Description of the task> Exact reproduction of the data is required, with images excluded.

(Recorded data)
****

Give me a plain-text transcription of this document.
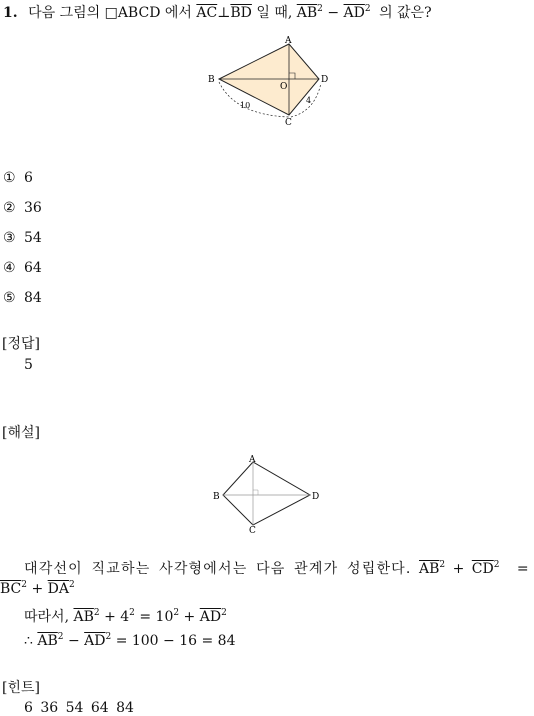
1. 다음 그림의 □ABCD 에서 $\overline{AC}\perp\overline{BD}$ 일 때, $\overline{AB}^2 - \overline{AD}^2$ 의 값은?
A
B
C
D
O
10
4
① 6
② 36
③ 54
④ 64
⑤ 84
[정답]
5
[해설]
A
B
C
D
대각선이 직교하는 사각형에서는 다음 관계가 성립한다. $\overline{AB}^2 + \overline{CD}^2$ =
$\overline{BC}^2 + \overline{DA}^2$
따라서, $\overline{AB}^2 + 4^2 = 10^2 + \overline{AD}^2$
∴ $\overline{AB}^2 - \overline{AD}^2 = 100 - 16 = 84$
[힌트]
6 36 54 64 84
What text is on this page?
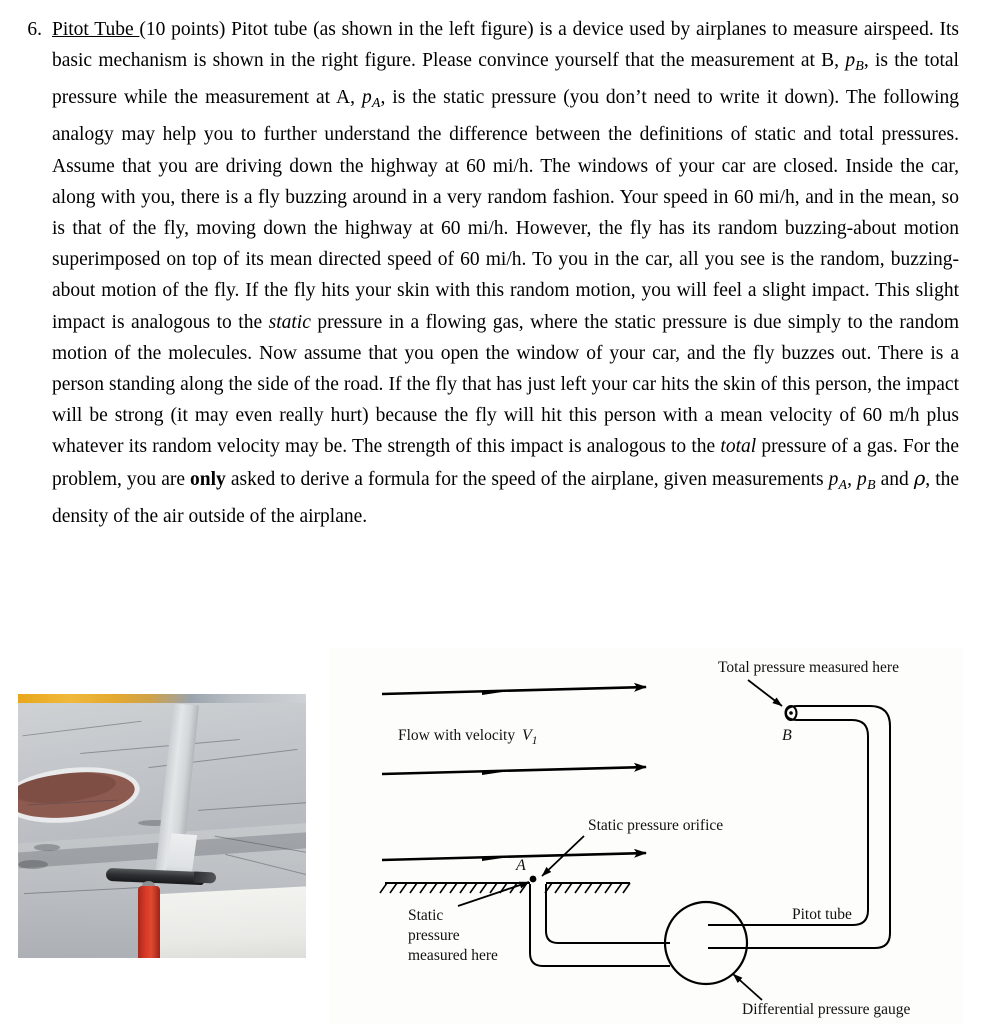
6. Pitot Tube (10 points) Pitot tube (as shown in the left figure) is a device used by airplanes to measure airspeed. Its basic mechanism is shown in the right figure. Please convince yourself that the measurement at B, $p_B$, is the total pressure while the measurement at A, $p_A$, is the static pressure (you don’t need to write it down). The following analogy may help you to further understand the difference between the definitions of static and total pressures. Assume that you are driving down the highway at 60 mi/h. The windows of your car are closed. Inside the car, along with you, there is a fly buzzing around in a very random fashion. Your speed in 60 mi/h, and in the mean, so is that of the fly, moving down the highway at 60 mi/h. However, the fly has its random buzzing-about motion superimposed on top of its mean directed speed of 60 mi/h. To you in the car, all you see is the random, buzzing-about motion of the fly. If the fly hits your skin with this random motion, you will feel a slight impact. This slight impact is analogous to the static pressure in a flowing gas, where the static pressure is due simply to the random motion of the molecules. Now assume that you open the window of your car, and the fly buzzes out. There is a person standing along the side of the road. If the fly that has just left your car hits the skin of this person, the impact will be strong (it may even really hurt) because the fly will hit this person with a mean velocity of 60 m/h plus whatever its random velocity may be. The strength of this impact is analogous to the total pressure of a gas. For the problem, you are only asked to derive a formula for the speed of the airplane, given measurements $p_A$, $p_B$ and ρ, the density of the air outside of the airplane.
Flow with velocity $V_1$
A
B
Total pressure measured here
Static pressure orifice
Static
pressure
measured here
Pitot tube
Differential pressure gauge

****

Correct result>
Give me a plain-text transcription of this document.
1. 다음 그림의 □ABCD 에서 $\overline{AC}\perp\overline{BD}$ 일 때, $\overline{AB}^2 - \overline{AD}^2$ 의 값은?
A
B
C
D
O
10
4
① 6
② 36
③ 54
④ 64
⑤ 84
[정답]
5
[해설]
A
B
C
D
대각선이 직교하는 사각형에서는 다음 관계가 성립한다. $\overline{AB}^2 + \overline{CD}^2$ =
$\overline{BC}^2 + \overline{DA}^2$
따라서, $\overline{AB}^2 + 4^2 = 10^2 + \overline{AD}^2$
∴ $\overline{AB}^2 - \overline{AD}^2 = 100 - 16 = 84$
[힌트]
6 36 54 64 84
What text is on this page?
6. Pitot Tube (10 points) Pitot tube (as shown in the left figure) is a device used by airplanes to measure airspeed. Its basic mechanism is shown in the right figure. Please convince yourself that the measurement at B, $p_B$, is the total pressure while the measurement at A, $p_A$, is the static pressure (you don’t need to write it down). The following analogy may help you to further understand the difference between the definitions of static and total pressures. Assume that you are driving down the highway at 60 mi/h. The windows of your car are closed. Inside the car, along with you, there is a fly buzzing around in a very random fashion. Your speed in 60 mi/h, and in the mean, so is that of the fly, moving down the highway at 60 mi/h. However, the fly has its random buzzing-about motion superimposed on top of its mean directed speed of 60 mi/h. To you in the car, all you see is the random, buzzing-about motion of the fly. If the fly hits your skin with this random motion, you will feel a slight impact. This slight impact is analogous to the static pressure in a flowing gas, where the static pressure is due simply to the random motion of the molecules. Now assume that you open the window of your car, and the fly buzzes out. There is a person standing along the side of the road. If the fly that has just left your car hits the skin of this person, the impact will be strong (it may even really hurt) because the fly will hit this person with a mean velocity of 60 m/h plus whatever its random velocity may be. The strength of this impact is analogous to the total pressure of a gas. For the problem, you are only asked to derive a formula for the speed of the airplane, given measurements $p_A$, $p_B$ and ρ, the density of the air outside of the airplane.
Flow with velocity $V_1$
A
B
Total pressure measured here
Static pressure orifice
Static
pressure
measured here
Pitot tube
Differential pressure gauge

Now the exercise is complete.